__Task details__: Please give the entries again in full and exactly, without any picture.

** start **

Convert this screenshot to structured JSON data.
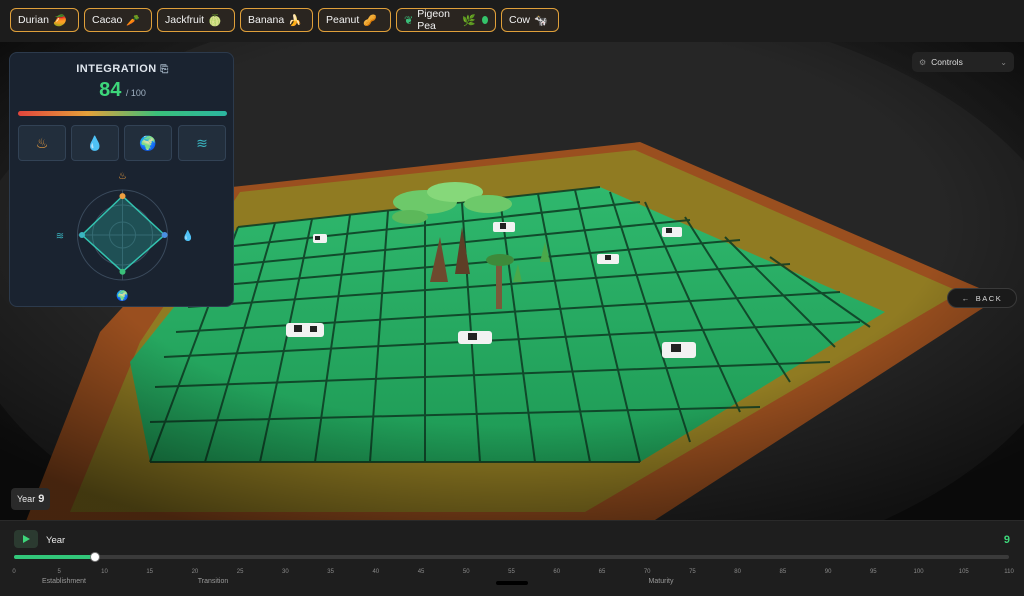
{
  "species": [
    {
      "name": "Durian",
      "emoji": "🥭",
      "dot": "#f08a2e"
    },
    {
      "name": "Cacao",
      "emoji": "🥕",
      "dot": "#f0b62e"
    },
    {
      "name": "Jackfruit",
      "emoji": "🍈",
      "dot": "#9b5ff0"
    },
    {
      "name": "Banana",
      "emoji": "🍌",
      "dot": "#34c36a"
    },
    {
      "name": "Peanut",
      "emoji": "🥜",
      "dot": "#34c36a"
    },
    {
      "name": "Pigeon Pea",
      "emoji": "🌿",
      "dot": "#34c36a"
    },
    {
      "name": "Cow",
      "emoji": "🐄",
      "dot": "#34c36a"
    }
  ],
  "integration": {
    "title": "INTEGRATION",
    "score": "84",
    "max": "/ 100",
    "axes": {
      "fire": 0.72,
      "water": 0.78,
      "earth": 0.68,
      "air": 0.75
    }
  },
  "controls": {
    "label": "Controls"
  },
  "back": {
    "label": "BACK"
  },
  "year_badge": {
    "label": "Year",
    "value": "9"
  },
  "timeline": {
    "label": "Year",
    "value": "9",
    "current": 9,
    "min": 0,
    "max": 110,
    "ticks": [
      "0",
      "5",
      "10",
      "15",
      "20",
      "25",
      "30",
      "35",
      "40",
      "45",
      "50",
      "55",
      "60",
      "65",
      "70",
      "75",
      "80",
      "85",
      "90",
      "95",
      "100",
      "105",
      "110"
    ],
    "phases": [
      "Establishment",
      "Transition",
      "Maturity"
    ]
  },
  "colors": {
    "accent": "#3dd67a",
    "chip_border": "#e0a03a",
    "field_green": "#1f9a5a",
    "field_orange": "#b5601f"
  }
}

** end **

__Full answer__:
Convert this screenshot to structured JSON data.
{
  "species": [
    {
      "name": "Durian",
      "emoji": "🥭",
      "dot": "#f08a2e"
    },
    {
      "name": "Cacao",
      "emoji": "🥕",
      "dot": "#f0b62e"
    },
    {
      "name": "Jackfruit",
      "emoji": "🍈",
      "dot": "#9b5ff0"
    },
    {
      "name": "Banana",
      "emoji": "🍌",
      "dot": "#34c36a"
    },
    {
      "name": "Peanut",
      "emoji": "🥜",
      "dot": "#34c36a"
    },
    {
      "name": "Pigeon Pea",
      "emoji": "🌿",
      "dot": "#34c36a"
    },
    {
      "name": "Cow",
      "emoji": "🐄",
      "dot": "#34c36a"
    }
  ],
  "integration": {
    "title": "INTEGRATION",
    "score": "84",
    "max": "/ 100",
    "axes": {
      "fire": 0.72,
      "water": 0.78,
      "earth": 0.68,
      "air": 0.75
    }
  },
  "controls": {
    "label": "Controls"
  },
  "back": {
    "label": "BACK"
  },
  "year_badge": {
    "label": "Year",
    "value": "9"
  },
  "timeline": {
    "label": "Year",
    "value": "9",
    "current": 9,
    "min": 0,
    "max": 110,
    "ticks": [
      "0",
      "5",
      "10",
      "15",
      "20",
      "25",
      "30",
      "35",
      "40",
      "45",
      "50",
      "55",
      "60",
      "65",
      "70",
      "75",
      "80",
      "85",
      "90",
      "95",
      "100",
      "105",
      "110"
    ],
    "phases": [
      "Establishment",
      "Transition",
      "Maturity"
    ]
  },
  "colors": {
    "accent": "#3dd67a",
    "chip_border": "#e0a03a",
    "field_green": "#1f9a5a",
    "field_orange": "#b5601f"
  }
}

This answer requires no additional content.